→ Task directions: Locate every line in the records below that holds the word "source" and return each one.

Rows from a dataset

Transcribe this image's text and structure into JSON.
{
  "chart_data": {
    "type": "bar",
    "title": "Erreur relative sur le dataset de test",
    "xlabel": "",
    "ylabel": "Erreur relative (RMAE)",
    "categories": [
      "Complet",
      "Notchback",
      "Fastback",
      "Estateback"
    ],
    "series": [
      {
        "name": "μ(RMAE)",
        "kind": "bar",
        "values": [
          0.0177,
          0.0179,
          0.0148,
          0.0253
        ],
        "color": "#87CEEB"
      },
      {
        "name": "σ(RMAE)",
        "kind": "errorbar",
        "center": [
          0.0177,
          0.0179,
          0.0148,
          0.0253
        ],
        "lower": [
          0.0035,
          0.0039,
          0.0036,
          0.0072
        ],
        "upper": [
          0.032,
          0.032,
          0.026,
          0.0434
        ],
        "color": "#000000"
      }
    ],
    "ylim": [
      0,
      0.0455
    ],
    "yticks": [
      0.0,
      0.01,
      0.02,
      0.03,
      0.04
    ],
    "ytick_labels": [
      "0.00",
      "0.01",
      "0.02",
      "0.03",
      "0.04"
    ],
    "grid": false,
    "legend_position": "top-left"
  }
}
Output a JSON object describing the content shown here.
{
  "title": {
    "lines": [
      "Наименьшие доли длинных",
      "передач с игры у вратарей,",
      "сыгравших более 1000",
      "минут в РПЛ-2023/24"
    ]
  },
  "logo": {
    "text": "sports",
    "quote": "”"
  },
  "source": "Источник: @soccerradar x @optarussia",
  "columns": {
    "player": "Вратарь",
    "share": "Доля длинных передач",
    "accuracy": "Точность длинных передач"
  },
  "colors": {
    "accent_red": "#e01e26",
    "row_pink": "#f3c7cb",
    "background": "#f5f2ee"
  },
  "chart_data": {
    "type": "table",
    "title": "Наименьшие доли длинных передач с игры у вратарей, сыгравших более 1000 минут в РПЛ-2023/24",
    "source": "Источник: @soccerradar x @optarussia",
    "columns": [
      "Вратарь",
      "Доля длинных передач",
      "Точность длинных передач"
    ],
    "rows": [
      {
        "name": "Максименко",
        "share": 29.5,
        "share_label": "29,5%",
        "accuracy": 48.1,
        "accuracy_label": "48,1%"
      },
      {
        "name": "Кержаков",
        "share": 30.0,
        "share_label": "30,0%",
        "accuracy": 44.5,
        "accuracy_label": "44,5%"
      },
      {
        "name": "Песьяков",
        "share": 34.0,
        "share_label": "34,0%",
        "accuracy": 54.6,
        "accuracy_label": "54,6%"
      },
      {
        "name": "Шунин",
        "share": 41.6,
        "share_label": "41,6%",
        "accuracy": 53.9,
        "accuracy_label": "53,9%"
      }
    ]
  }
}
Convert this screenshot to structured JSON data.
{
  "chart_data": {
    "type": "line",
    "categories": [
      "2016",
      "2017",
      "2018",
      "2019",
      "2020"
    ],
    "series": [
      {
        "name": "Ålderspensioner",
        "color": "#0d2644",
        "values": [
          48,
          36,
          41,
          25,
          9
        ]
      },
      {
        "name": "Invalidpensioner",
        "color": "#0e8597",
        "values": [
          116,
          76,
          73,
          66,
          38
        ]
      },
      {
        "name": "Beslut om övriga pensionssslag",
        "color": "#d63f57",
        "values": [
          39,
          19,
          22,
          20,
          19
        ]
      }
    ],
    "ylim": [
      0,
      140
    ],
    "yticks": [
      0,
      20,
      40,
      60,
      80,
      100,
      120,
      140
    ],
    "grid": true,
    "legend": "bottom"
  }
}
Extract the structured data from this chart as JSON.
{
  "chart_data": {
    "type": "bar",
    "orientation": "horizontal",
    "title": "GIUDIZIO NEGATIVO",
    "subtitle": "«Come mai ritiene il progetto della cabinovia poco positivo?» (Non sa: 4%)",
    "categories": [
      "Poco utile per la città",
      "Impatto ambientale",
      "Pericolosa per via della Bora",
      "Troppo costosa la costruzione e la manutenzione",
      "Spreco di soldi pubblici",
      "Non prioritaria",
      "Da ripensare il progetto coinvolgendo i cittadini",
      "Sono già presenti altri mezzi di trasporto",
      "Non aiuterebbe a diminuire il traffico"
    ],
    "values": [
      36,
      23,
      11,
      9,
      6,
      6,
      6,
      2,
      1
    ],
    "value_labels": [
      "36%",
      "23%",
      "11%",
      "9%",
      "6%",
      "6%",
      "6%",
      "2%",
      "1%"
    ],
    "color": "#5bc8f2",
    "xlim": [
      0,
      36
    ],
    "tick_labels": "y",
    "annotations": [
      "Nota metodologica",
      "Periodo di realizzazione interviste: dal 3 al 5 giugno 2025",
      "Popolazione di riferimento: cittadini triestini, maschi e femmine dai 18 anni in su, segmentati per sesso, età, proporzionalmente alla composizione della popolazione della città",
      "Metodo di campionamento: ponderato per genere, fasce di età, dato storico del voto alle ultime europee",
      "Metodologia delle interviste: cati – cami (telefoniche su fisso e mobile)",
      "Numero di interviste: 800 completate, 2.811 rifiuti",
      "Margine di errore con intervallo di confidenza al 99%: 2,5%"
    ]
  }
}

→ Right answer:
  "source": "Источник: @soccerradar x @optarussia",
    "source": "Источник: @soccerradar x @optarussia",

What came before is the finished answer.